◆ **EXERCISE REQUIREMENTS**
Using the entries that follow, collect the lines where the word "name" appears.

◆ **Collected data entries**
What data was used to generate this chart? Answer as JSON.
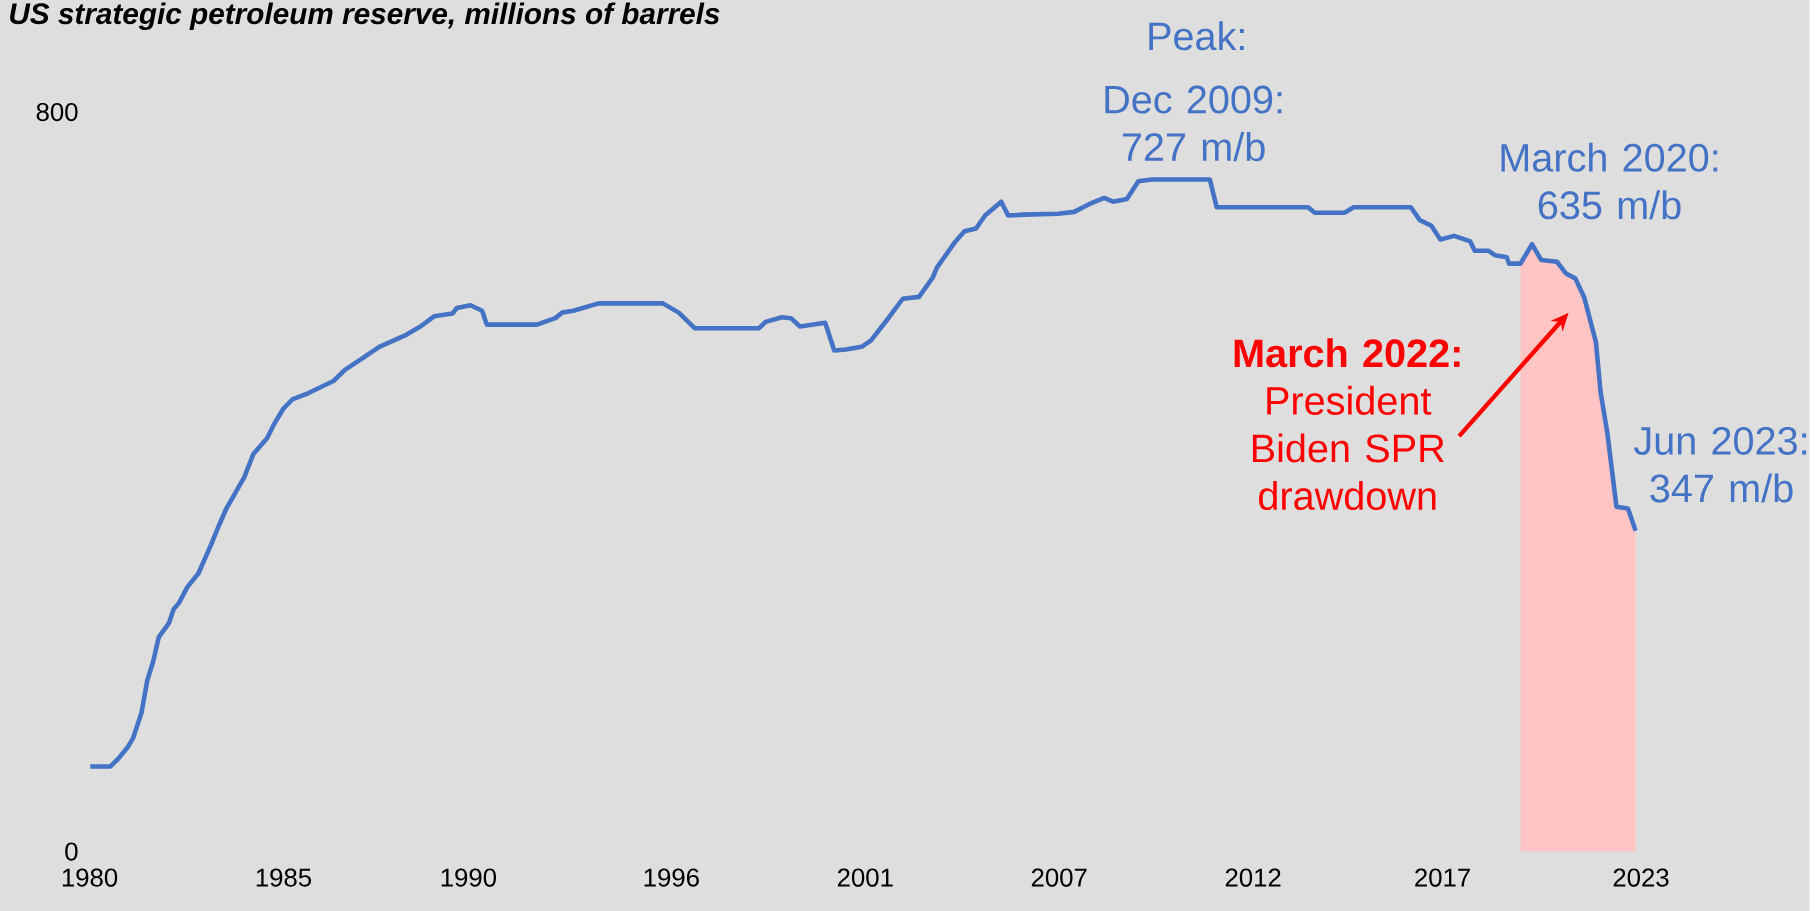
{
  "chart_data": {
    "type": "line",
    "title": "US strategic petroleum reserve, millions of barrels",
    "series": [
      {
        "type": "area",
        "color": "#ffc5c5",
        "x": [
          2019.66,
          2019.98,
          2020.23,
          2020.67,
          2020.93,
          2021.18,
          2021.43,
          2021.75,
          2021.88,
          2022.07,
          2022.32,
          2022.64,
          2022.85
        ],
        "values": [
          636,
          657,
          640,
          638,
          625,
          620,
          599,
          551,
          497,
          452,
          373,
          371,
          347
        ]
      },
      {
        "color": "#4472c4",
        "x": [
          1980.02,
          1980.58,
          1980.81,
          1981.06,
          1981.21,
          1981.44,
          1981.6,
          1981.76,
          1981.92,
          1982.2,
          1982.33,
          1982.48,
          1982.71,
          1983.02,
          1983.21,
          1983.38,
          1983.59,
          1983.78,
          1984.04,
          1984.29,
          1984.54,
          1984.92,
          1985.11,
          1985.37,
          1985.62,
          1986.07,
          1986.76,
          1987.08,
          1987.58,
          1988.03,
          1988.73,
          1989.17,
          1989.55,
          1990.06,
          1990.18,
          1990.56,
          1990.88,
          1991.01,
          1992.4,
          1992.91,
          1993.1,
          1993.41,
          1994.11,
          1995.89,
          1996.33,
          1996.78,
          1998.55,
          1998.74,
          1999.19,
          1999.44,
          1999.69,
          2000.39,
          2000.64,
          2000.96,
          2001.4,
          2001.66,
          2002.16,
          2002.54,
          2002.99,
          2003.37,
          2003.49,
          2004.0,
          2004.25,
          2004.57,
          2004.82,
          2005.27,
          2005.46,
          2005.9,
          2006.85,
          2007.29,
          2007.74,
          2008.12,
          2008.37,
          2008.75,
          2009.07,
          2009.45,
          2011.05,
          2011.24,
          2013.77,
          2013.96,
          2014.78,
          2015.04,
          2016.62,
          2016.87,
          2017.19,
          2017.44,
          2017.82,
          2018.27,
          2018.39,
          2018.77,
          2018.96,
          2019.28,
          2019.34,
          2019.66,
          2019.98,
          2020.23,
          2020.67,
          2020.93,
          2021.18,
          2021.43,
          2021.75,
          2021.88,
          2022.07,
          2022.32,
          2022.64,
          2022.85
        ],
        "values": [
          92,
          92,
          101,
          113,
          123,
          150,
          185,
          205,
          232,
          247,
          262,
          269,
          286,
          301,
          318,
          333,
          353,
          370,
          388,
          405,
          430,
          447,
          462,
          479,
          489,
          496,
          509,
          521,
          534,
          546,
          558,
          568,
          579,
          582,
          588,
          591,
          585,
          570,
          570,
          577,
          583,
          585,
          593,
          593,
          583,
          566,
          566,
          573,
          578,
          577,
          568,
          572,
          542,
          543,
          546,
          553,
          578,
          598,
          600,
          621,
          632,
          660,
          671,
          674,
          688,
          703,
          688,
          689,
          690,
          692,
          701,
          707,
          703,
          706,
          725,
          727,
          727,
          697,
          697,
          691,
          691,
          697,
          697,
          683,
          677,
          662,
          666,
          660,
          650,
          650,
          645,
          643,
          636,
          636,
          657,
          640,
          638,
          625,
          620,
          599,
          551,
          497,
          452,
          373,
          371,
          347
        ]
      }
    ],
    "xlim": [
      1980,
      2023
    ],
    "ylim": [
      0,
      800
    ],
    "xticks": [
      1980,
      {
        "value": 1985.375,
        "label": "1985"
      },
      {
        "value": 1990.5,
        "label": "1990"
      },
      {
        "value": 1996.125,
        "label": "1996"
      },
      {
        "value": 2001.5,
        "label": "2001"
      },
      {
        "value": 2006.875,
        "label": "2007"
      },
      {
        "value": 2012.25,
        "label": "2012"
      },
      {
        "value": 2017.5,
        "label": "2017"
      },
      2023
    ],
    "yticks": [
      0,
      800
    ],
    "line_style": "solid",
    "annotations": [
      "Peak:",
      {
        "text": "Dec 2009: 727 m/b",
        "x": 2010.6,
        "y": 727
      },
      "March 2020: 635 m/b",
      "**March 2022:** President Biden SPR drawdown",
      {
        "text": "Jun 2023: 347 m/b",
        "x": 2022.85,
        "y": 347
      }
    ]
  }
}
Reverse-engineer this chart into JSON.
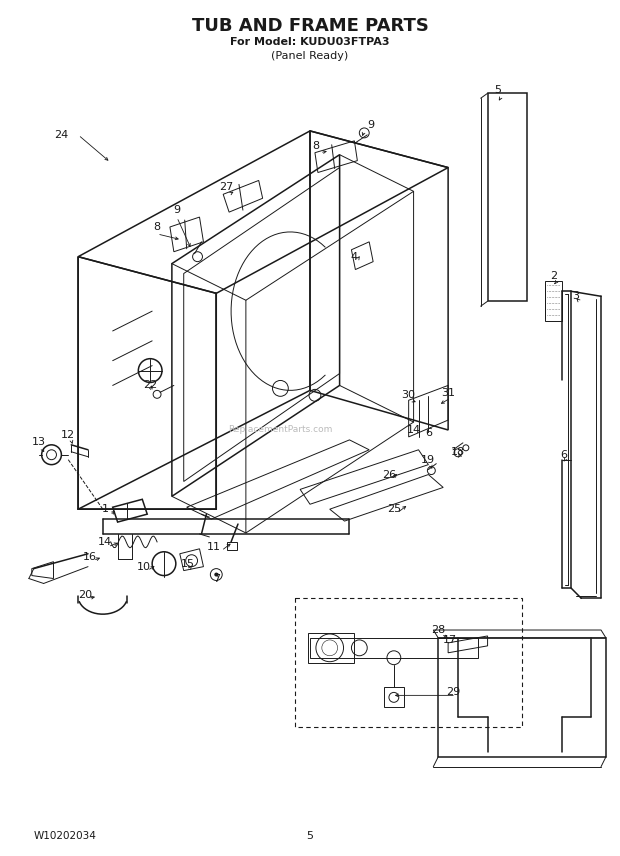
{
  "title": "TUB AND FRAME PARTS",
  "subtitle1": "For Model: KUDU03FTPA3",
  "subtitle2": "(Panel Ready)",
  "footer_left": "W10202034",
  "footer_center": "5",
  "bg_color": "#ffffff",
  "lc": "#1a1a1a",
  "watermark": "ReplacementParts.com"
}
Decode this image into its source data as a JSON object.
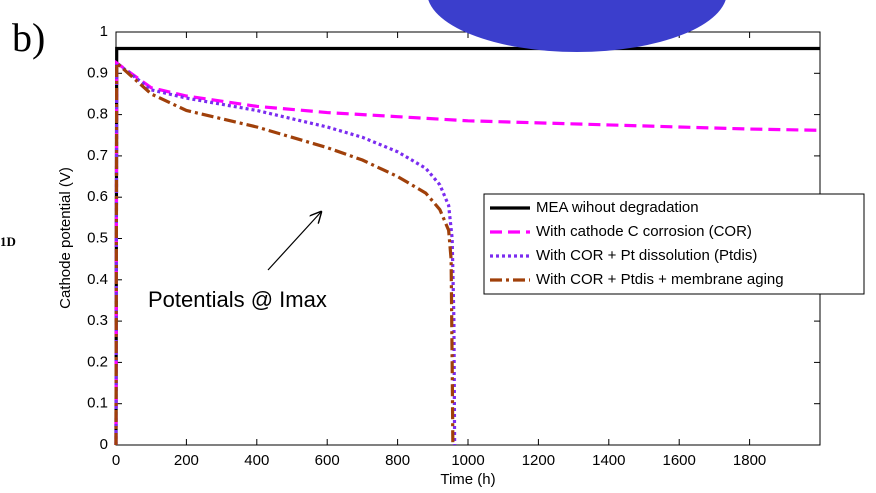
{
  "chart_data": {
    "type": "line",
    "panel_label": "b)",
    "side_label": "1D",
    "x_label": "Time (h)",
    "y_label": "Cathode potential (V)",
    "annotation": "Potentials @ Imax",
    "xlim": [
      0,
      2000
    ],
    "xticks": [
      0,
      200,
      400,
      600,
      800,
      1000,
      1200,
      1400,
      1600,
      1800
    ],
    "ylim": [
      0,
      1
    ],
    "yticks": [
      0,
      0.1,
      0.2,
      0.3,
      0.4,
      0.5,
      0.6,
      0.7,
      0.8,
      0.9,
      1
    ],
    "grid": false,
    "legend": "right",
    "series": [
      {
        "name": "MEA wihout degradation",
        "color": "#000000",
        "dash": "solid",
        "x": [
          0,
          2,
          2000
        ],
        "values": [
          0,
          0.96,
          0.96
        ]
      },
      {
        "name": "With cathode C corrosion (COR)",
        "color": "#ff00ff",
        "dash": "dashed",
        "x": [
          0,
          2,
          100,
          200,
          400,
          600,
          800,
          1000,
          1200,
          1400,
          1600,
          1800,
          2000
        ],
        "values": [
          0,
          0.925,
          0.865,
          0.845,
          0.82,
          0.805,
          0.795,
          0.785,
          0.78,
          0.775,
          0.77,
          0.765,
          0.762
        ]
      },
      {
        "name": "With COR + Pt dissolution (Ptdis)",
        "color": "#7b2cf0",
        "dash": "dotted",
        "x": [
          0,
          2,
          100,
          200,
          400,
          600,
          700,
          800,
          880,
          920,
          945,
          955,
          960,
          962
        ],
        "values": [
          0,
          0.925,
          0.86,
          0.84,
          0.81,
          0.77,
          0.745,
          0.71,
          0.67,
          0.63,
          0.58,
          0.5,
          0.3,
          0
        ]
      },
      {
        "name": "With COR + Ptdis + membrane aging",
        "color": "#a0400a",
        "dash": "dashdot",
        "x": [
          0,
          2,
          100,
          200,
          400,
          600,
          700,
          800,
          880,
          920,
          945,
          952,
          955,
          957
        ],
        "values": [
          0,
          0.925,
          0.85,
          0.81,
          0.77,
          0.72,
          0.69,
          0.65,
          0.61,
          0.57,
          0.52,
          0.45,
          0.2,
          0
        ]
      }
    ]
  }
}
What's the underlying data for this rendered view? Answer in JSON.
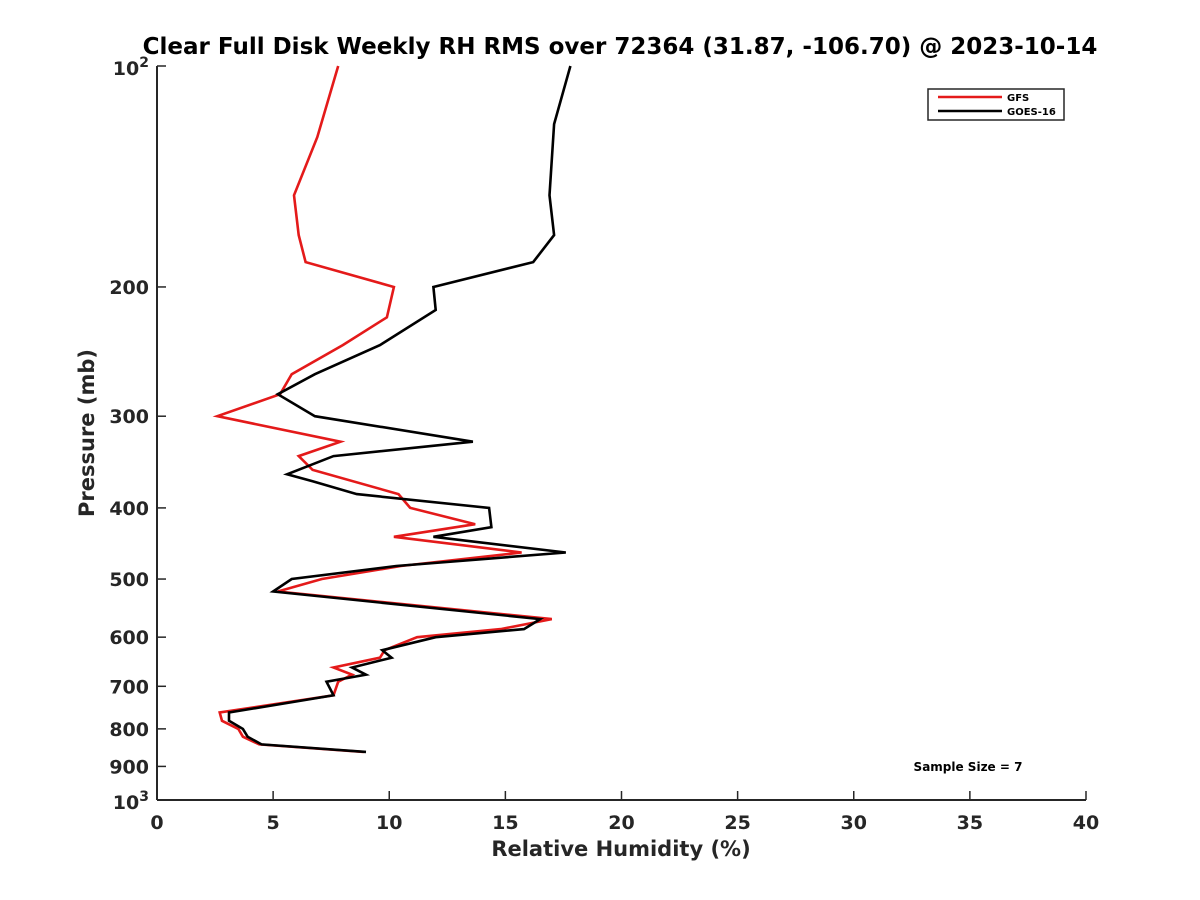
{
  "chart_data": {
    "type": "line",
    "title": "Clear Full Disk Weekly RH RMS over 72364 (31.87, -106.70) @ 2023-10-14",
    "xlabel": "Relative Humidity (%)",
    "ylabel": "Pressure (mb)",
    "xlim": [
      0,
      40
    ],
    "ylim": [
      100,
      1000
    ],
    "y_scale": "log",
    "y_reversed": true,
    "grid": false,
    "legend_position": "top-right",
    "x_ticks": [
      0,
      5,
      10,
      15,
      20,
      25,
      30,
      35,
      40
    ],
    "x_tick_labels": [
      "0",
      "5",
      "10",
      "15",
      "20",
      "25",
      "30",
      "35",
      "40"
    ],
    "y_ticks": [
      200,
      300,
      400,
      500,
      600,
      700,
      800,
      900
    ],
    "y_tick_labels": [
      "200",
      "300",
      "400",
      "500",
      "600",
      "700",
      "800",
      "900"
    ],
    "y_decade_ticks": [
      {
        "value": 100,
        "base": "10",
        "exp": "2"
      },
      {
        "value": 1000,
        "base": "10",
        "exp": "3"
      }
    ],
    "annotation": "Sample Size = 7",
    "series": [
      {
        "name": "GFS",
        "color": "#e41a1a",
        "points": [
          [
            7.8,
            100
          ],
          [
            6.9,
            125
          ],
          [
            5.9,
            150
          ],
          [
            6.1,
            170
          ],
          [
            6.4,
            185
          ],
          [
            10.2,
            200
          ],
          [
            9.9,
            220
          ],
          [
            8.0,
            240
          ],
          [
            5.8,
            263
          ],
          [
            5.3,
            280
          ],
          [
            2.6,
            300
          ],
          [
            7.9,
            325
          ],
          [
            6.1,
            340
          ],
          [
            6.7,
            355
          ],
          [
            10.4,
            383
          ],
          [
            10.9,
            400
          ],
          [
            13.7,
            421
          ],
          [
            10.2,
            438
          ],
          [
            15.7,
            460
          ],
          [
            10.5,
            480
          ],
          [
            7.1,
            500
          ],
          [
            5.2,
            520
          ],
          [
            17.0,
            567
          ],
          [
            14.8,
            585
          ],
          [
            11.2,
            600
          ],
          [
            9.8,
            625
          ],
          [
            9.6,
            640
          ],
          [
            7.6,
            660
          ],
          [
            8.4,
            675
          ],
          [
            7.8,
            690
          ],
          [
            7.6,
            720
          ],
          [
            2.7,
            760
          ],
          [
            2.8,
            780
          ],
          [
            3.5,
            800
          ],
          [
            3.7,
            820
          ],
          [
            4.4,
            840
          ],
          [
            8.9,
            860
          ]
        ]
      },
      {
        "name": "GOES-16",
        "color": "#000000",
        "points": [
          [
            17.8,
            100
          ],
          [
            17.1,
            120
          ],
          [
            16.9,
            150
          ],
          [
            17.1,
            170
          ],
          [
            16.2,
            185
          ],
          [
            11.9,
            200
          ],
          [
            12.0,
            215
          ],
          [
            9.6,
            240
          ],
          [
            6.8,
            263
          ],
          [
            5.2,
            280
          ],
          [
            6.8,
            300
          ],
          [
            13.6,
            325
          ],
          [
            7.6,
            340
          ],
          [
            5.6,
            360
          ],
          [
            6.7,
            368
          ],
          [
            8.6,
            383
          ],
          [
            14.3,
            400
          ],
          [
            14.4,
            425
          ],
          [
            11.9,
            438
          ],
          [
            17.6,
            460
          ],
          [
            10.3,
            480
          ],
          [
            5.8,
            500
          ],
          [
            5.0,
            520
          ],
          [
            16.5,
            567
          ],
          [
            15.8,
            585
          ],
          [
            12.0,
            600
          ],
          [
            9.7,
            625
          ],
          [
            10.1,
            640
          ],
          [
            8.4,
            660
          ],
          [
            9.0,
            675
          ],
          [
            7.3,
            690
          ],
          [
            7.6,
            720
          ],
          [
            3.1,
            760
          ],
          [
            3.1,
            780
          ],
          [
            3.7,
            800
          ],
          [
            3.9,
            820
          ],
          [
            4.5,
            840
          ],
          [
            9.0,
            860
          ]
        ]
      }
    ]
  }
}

◆ **OUTPUT BELOW**
        "name": "MEA wihout degradation",
        "name": "With cathode C corrosion (COR)",
        "name": "With COR + Pt dissolution (Ptdis)",
        "name": "With COR + Ptdis + membrane aging",
        "name": "GFS",
        "name": "GOES-16",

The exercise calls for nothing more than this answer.